■ **What you should do**
Copy the lines from the line with "Patent image size: (816, 313)." to the line with "The rotating electrical machine 16 is", swapping "schematically" for "diagrammatically" and leaving everything else unchanged.

■ **Supplied information**
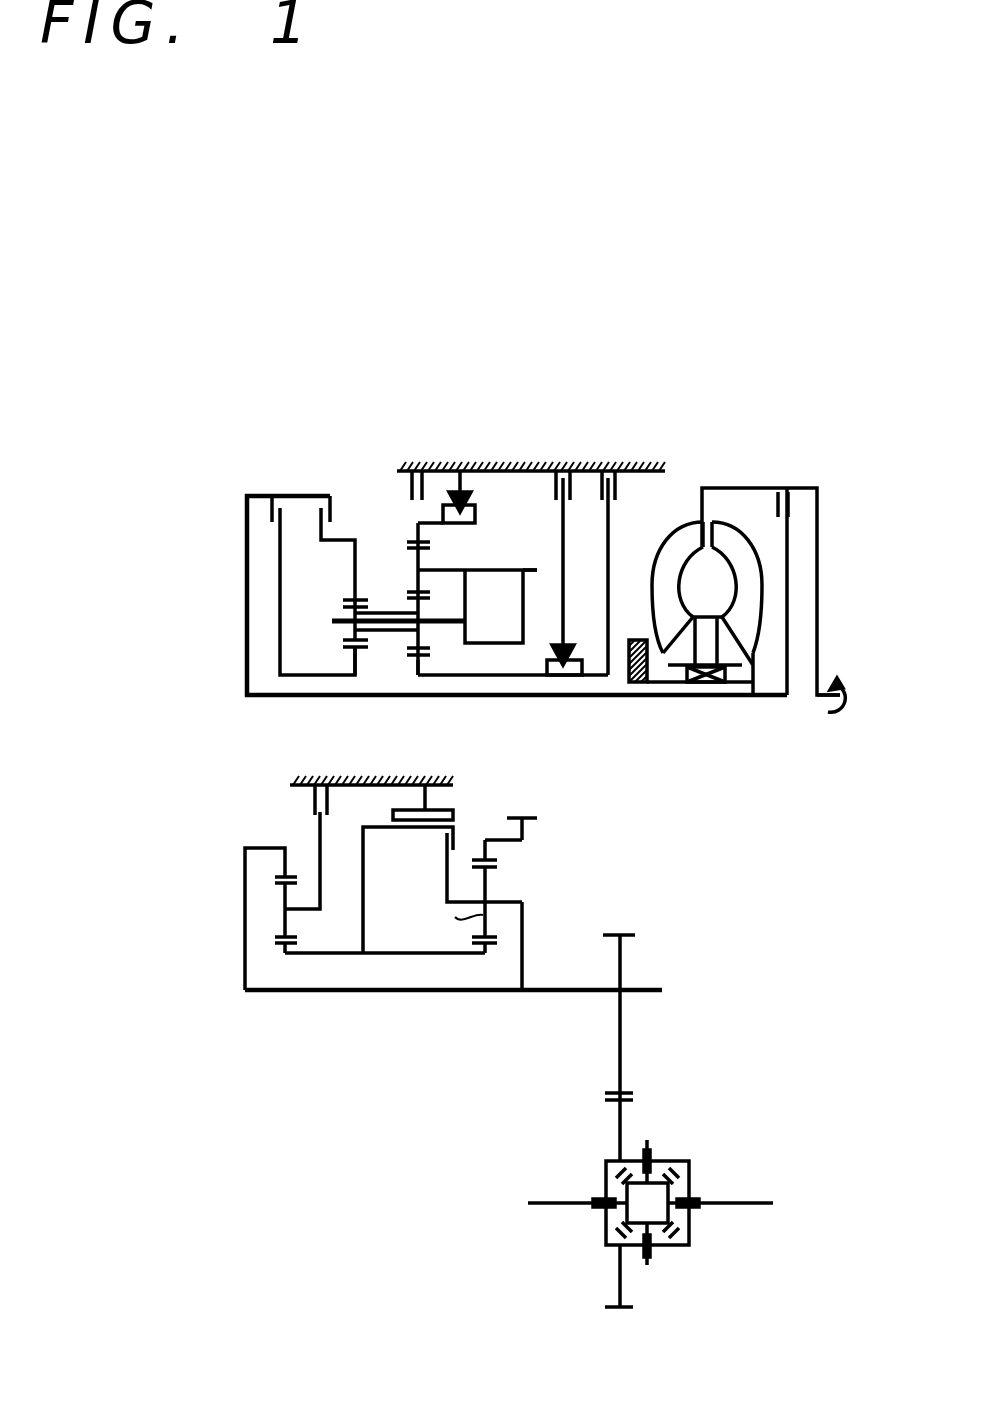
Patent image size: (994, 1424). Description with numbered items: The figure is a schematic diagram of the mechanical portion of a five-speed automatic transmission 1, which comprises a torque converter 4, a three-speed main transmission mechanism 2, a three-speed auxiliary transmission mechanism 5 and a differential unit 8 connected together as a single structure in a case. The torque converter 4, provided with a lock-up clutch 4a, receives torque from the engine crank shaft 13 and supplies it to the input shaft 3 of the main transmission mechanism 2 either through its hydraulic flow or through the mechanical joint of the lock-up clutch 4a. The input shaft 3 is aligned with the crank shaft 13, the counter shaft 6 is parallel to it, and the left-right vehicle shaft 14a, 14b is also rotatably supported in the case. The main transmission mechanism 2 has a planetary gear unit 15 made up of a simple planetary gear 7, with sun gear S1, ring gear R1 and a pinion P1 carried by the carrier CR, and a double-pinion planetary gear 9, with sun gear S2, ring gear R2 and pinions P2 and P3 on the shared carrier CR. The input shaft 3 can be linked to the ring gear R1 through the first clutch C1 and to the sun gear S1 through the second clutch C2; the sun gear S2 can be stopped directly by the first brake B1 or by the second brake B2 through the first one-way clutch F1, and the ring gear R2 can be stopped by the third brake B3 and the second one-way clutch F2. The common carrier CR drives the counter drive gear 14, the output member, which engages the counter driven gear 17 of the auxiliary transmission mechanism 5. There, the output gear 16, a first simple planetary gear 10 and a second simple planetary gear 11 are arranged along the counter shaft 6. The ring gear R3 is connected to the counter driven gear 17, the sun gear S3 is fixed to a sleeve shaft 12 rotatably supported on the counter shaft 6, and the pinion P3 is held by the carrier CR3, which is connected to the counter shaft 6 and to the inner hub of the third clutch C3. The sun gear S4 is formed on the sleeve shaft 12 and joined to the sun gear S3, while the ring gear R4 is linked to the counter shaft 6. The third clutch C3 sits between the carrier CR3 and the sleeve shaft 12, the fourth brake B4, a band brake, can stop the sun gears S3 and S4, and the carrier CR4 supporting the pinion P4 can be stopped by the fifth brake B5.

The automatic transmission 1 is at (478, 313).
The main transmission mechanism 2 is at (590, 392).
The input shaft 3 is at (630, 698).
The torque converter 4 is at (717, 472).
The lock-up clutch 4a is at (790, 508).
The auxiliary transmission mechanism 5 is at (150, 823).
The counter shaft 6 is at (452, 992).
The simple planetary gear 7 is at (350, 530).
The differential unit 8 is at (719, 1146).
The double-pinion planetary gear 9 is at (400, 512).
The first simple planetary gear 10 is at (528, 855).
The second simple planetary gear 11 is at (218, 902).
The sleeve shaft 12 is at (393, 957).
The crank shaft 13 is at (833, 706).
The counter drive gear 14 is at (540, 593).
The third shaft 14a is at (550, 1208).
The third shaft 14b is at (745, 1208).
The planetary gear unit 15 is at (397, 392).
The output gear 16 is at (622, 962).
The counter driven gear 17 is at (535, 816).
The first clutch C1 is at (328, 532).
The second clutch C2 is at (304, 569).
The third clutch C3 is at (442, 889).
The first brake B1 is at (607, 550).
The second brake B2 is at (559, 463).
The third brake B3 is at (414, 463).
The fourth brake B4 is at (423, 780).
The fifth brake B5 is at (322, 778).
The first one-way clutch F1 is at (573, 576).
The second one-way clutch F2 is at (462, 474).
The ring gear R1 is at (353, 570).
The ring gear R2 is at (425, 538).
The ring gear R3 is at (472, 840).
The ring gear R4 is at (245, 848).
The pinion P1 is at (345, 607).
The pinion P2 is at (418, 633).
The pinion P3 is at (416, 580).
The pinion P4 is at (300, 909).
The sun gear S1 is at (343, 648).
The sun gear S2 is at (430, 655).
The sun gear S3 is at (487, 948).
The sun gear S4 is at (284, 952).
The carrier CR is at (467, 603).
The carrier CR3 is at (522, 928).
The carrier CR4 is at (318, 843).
==
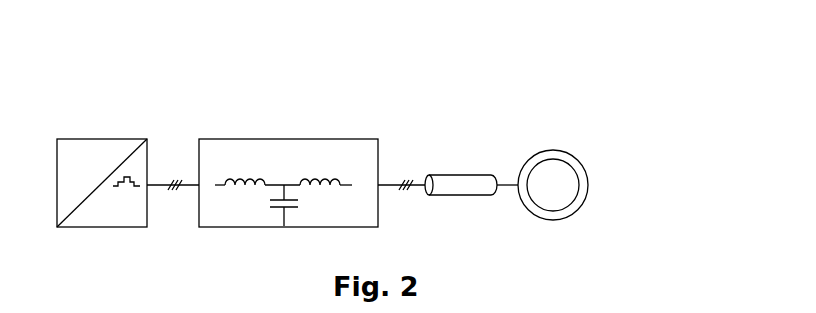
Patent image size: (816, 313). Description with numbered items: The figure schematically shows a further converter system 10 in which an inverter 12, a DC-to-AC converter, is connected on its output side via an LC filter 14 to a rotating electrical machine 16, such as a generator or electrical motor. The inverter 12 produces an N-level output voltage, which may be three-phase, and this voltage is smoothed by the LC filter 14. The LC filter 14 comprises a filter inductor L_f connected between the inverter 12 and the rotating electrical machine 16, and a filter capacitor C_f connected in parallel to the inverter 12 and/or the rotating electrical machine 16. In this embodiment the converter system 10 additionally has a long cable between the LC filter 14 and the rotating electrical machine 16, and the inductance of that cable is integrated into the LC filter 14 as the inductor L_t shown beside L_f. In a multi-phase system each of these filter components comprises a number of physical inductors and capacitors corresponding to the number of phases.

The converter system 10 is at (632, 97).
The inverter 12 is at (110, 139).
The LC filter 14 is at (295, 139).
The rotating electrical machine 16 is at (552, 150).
* * *
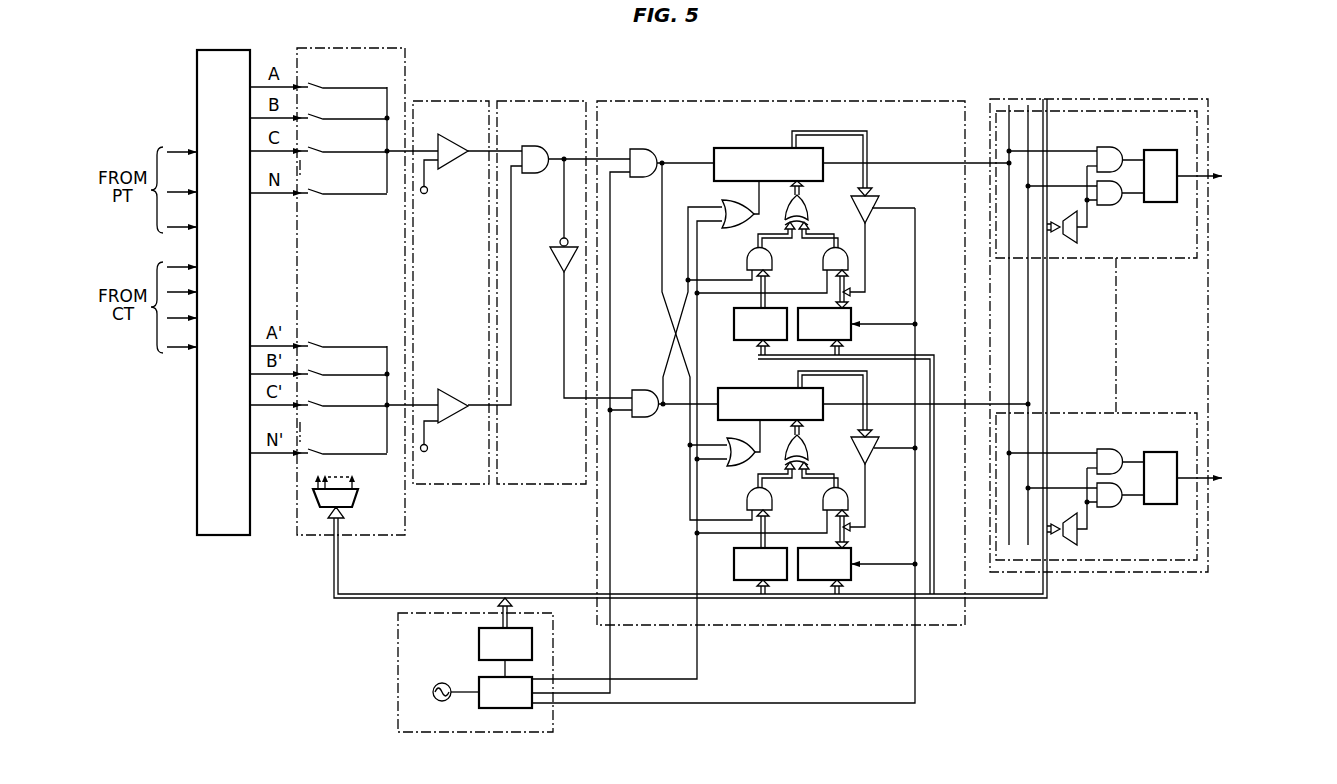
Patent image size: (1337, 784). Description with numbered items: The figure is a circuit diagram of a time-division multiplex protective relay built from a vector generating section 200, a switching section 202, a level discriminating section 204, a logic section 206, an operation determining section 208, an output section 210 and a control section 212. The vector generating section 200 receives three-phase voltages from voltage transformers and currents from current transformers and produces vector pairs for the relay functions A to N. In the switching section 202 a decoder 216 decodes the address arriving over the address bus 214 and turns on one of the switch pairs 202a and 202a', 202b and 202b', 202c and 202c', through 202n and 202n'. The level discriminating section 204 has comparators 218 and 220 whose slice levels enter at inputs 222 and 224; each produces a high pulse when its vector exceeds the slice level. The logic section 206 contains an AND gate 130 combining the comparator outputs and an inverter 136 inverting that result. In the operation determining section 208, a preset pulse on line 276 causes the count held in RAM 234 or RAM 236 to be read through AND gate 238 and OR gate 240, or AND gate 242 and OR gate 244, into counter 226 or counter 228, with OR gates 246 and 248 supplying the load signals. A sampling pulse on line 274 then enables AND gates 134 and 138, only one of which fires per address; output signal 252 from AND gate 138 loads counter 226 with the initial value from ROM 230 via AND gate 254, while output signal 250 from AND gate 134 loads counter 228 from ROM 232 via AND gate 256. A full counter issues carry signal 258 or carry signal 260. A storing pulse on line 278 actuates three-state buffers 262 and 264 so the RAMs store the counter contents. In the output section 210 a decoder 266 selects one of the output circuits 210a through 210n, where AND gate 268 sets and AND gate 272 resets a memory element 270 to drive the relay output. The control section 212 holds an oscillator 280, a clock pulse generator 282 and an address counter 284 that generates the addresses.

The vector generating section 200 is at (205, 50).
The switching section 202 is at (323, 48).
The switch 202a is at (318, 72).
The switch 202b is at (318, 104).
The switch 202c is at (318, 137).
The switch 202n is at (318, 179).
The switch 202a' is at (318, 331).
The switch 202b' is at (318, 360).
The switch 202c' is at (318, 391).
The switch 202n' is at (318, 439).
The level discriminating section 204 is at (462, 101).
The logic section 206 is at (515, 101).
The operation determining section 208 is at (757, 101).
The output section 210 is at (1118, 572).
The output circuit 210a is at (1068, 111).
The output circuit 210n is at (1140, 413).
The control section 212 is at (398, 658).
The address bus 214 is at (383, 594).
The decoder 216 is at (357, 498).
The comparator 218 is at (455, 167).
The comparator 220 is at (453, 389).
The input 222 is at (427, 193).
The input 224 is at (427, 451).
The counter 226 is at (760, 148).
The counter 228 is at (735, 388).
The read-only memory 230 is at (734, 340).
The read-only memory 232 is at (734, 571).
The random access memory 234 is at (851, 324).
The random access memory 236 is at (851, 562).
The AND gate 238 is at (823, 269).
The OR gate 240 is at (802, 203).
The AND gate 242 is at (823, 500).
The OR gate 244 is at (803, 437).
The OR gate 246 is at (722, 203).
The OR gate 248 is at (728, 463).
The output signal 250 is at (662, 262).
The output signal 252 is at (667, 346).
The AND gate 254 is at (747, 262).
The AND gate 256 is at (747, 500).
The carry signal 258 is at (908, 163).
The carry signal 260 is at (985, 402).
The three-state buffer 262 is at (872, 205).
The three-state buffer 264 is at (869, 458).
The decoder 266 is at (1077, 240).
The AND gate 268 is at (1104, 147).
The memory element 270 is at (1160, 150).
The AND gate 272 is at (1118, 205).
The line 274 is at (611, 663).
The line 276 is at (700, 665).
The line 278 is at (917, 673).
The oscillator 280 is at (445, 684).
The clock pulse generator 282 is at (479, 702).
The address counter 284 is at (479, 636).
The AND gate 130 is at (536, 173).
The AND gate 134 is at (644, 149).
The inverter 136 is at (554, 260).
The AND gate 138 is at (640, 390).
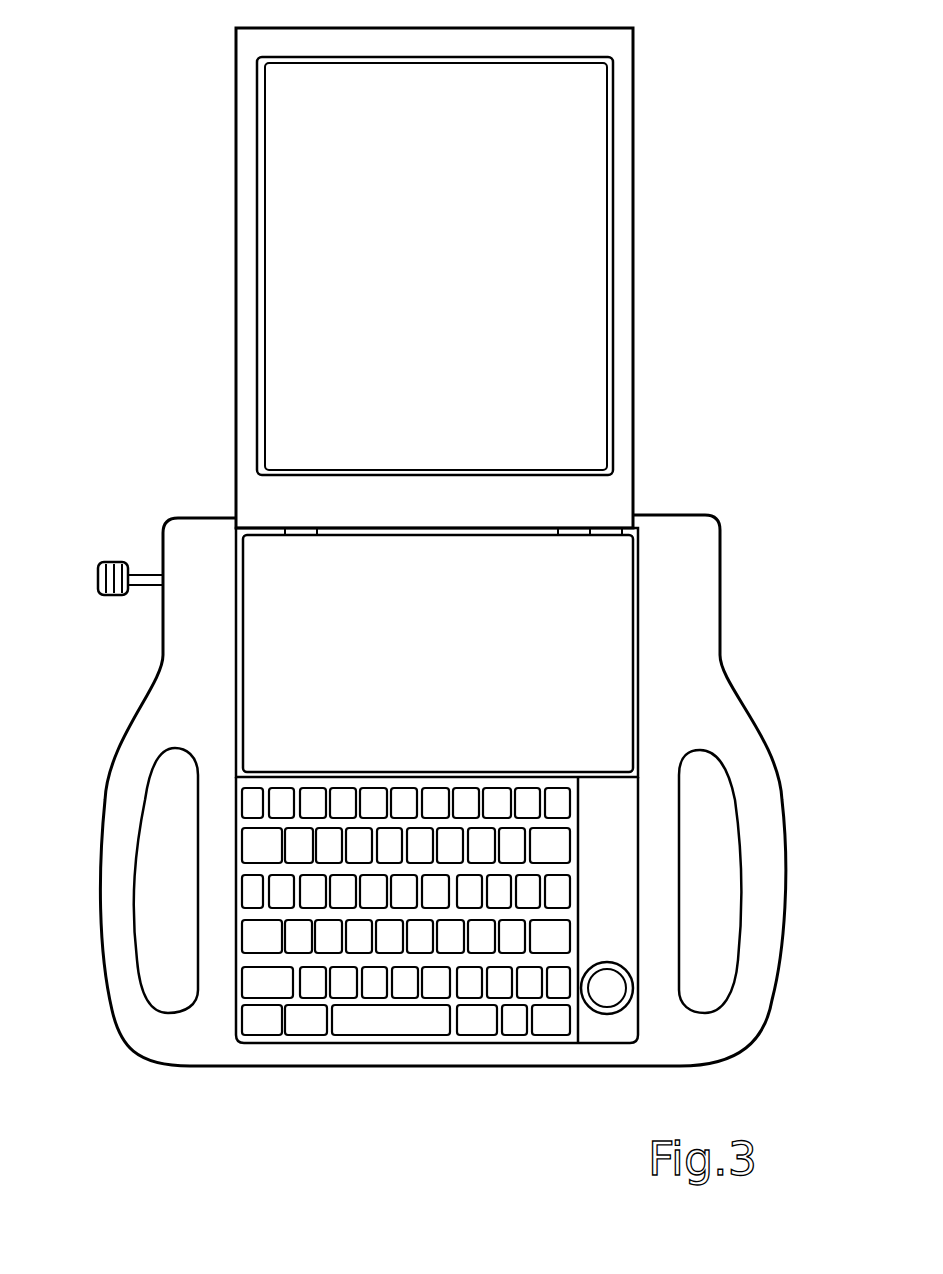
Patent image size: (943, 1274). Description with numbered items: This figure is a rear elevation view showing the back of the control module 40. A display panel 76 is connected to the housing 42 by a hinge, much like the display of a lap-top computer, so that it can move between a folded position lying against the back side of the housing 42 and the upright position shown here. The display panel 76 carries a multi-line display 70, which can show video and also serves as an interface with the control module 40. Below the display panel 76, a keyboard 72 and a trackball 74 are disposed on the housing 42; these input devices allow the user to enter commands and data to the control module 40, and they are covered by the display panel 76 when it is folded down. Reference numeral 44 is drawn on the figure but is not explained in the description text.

■ **Correct answer**
Patent image size: (816, 313). Description with numbered items: The figure diagrammatically shows a further converter system 10 in which an inverter 12, a DC-to-AC converter, is connected on its output side via an LC filter 14 to a rotating electrical machine 16, such as a generator or electrical motor. The inverter 12 produces an N-level output voltage, which may be three-phase, and this voltage is smoothed by the LC filter 14. The LC filter 14 comprises a filter inductor L_f connected between the inverter 12 and the rotating electrical machine 16, and a filter capacitor C_f connected in parallel to the inverter 12 and/or the rotating electrical machine 16. In this embodiment the converter system 10 additionally has a long cable between the LC filter 14 and the rotating electrical machine 16, and the inductance of that cable is integrated into the LC filter 14 as the inductor L_t shown beside L_f. In a multi-phase system each of these filter components comprises a number of physical inductors and capacitors corresponding to the number of phases.

The converter system 10 is at (632, 97).
The inverter 12 is at (110, 139).
The LC filter 14 is at (295, 139).
The rotating electrical machine 16 is at (552, 150).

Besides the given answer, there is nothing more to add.